■ **PROVIDED DATA**:

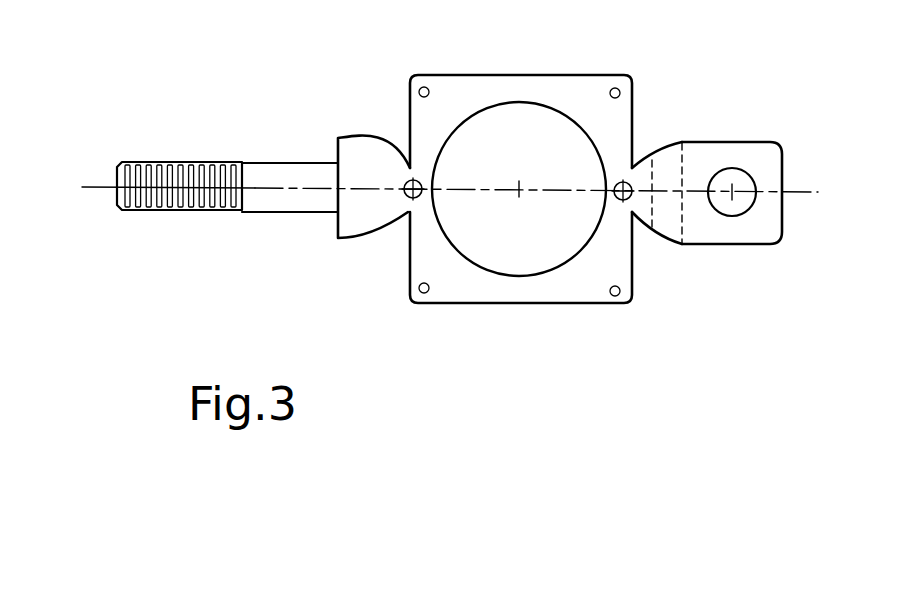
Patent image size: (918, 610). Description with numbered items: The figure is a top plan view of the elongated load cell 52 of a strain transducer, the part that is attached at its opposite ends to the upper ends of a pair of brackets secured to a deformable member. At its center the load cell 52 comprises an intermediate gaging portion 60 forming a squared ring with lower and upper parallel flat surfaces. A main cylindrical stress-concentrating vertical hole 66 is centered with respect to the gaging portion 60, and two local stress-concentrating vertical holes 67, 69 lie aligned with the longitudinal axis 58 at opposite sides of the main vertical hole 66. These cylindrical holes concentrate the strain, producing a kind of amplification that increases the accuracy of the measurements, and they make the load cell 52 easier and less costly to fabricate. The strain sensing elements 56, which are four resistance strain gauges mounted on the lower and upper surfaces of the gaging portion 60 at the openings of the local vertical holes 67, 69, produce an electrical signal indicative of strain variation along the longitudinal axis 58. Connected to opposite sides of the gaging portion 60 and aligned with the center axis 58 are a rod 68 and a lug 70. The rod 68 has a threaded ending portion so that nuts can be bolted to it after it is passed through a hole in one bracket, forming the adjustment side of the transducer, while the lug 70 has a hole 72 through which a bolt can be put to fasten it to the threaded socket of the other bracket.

The load cell 52 is at (646, 67).
The strain sensing elements 56 is at (390, 133).
The longitudinal axis 58 is at (93, 187).
The intermediate gaging portion 60 is at (562, 286).
The main cylindrical stress-concentrating vertical hole 66 is at (518, 231).
The local stress-concentrating vertical hole 67 is at (402, 229).
The rod 68 is at (287, 173).
The local stress-concentrating vertical hole 69 is at (633, 214).
The lug 70 is at (728, 152).
The hole 72 is at (742, 205).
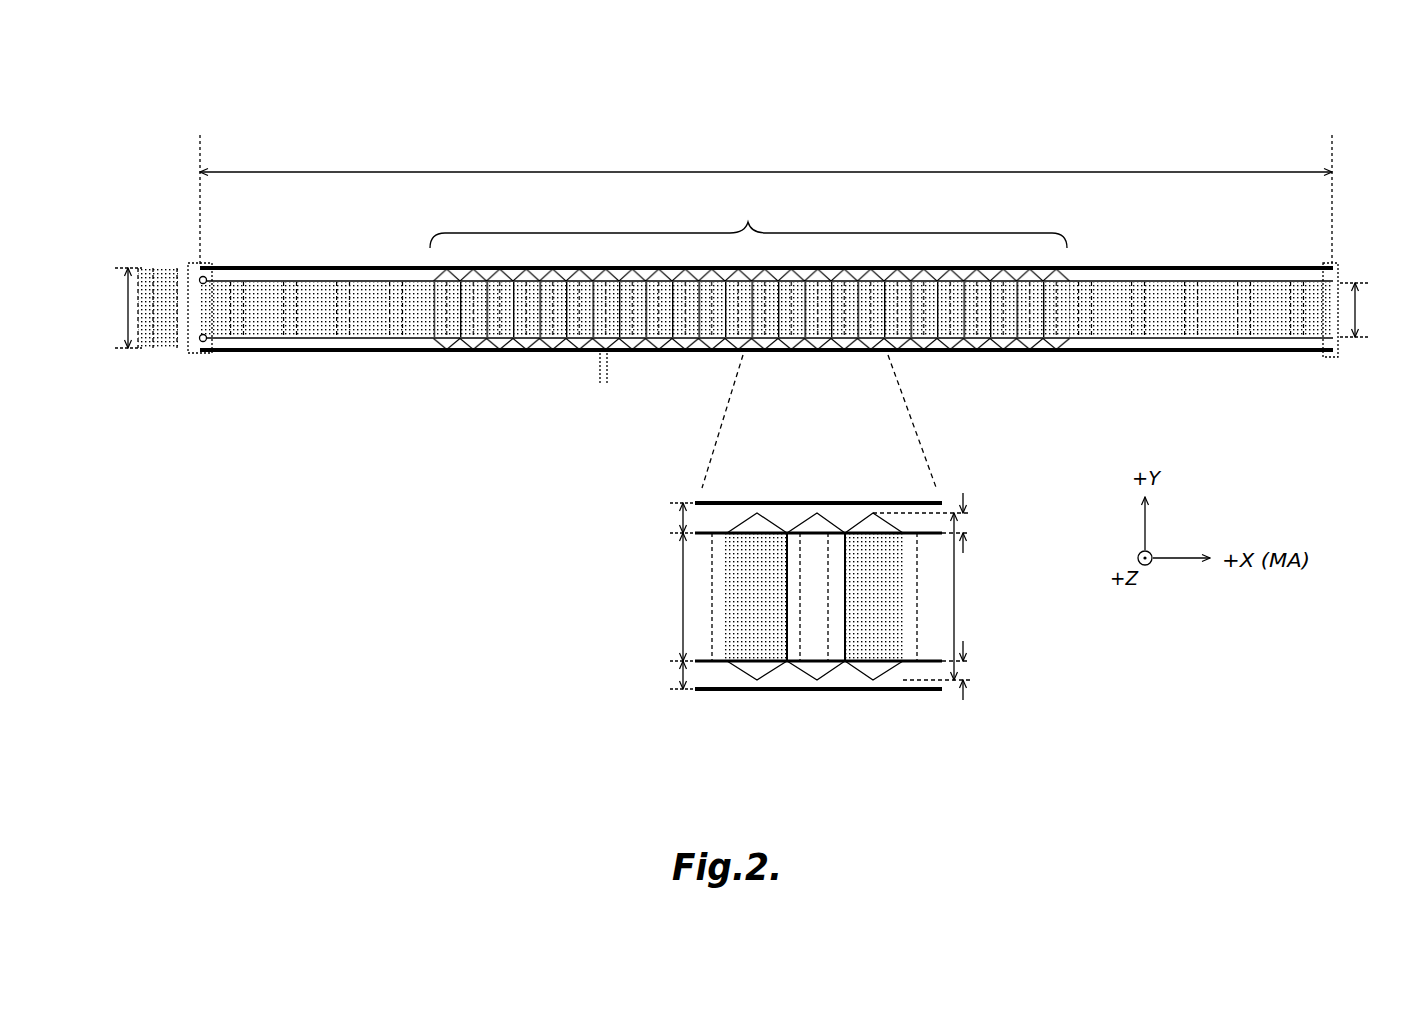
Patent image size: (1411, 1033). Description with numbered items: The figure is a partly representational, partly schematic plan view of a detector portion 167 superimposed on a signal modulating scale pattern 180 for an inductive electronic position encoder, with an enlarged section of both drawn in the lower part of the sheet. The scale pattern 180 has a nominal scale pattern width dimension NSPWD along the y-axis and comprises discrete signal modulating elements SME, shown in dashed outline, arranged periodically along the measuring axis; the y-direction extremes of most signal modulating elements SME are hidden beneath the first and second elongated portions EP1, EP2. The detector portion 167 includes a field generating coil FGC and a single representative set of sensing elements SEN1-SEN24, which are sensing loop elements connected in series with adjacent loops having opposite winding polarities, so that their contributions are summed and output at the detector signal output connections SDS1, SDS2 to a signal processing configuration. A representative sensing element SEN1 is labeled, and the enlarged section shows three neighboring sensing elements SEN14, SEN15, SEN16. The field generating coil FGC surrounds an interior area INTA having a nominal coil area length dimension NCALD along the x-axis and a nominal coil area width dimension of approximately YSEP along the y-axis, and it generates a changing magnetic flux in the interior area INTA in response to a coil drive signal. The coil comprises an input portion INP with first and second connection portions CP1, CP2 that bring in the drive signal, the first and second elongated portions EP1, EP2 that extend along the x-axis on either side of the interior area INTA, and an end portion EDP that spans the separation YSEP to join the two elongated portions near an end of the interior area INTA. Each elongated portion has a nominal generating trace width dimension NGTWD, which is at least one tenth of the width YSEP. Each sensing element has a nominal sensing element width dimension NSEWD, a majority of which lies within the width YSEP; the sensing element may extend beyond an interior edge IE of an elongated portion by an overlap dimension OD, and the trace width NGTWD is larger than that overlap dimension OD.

■ **PROBLEM DESCRIPTION**: Reproduce the records from their start up to and including the line with "The hole 72 is at (742, 205).", swapping "strain transducer" for "force transducer" and keeping everything else unchanged. Omit the pictures.

■ **SOLUTION FOR THIS TASK**:
Patent image size: (918, 610). Description with numbered items: The figure is a top plan view of the elongated load cell 52 of a force transducer, the part that is attached at its opposite ends to the upper ends of a pair of brackets secured to a deformable member. At its center the load cell 52 comprises an intermediate gaging portion 60 forming a squared ring with lower and upper parallel flat surfaces. A main cylindrical stress-concentrating vertical hole 66 is centered with respect to the gaging portion 60, and two local stress-concentrating vertical holes 67, 69 lie aligned with the longitudinal axis 58 at opposite sides of the main vertical hole 66. These cylindrical holes concentrate the strain, producing a kind of amplification that increases the accuracy of the measurements, and they make the load cell 52 easier and less costly to fabricate. The strain sensing elements 56, which are four resistance strain gauges mounted on the lower and upper surfaces of the gaging portion 60 at the openings of the local vertical holes 67, 69, produce an electrical signal indicative of strain variation along the longitudinal axis 58. Connected to opposite sides of the gaging portion 60 and aligned with the center axis 58 are a rod 68 and a lug 70. The rod 68 has a threaded ending portion so that nuts can be bolted to it after it is passed through a hole in one bracket, forming the adjustment side of the transducer, while the lug 70 has a hole 72 through which a bolt can be put to fasten it to the threaded socket of the other bracket.

The load cell 52 is at (646, 67).
The strain sensing elements 56 is at (390, 133).
The longitudinal axis 58 is at (93, 187).
The intermediate gaging portion 60 is at (562, 286).
The main cylindrical stress-concentrating vertical hole 66 is at (518, 231).
The local stress-concentrating vertical hole 67 is at (402, 229).
The rod 68 is at (287, 173).
The local stress-concentrating vertical hole 69 is at (633, 214).
The lug 70 is at (728, 152).
The hole 72 is at (742, 205).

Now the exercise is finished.